PROBLEM REQUIREMENTS:
Wherever a line in the data below holds "jetzt", copy that line.

DATA LISTING:
§ §
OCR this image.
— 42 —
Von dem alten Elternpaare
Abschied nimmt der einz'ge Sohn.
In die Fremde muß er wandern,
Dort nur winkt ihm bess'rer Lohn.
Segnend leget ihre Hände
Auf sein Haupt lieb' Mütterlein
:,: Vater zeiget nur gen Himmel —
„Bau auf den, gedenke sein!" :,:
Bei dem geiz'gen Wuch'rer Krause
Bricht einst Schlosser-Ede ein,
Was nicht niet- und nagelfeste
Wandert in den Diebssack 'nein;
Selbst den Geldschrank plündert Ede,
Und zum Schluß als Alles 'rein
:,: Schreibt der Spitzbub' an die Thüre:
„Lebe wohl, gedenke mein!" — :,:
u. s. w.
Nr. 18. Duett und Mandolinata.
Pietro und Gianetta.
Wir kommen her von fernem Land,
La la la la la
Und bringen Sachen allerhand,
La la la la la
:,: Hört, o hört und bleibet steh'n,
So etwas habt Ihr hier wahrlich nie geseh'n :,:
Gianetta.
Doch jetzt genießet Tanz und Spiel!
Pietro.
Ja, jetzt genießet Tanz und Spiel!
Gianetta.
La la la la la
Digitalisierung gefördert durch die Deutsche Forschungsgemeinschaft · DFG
§ §
TASK ANSWER:
Doch jetzt genießet Tanz und Spiel!
Ja, jetzt genießet Tanz und Spiel!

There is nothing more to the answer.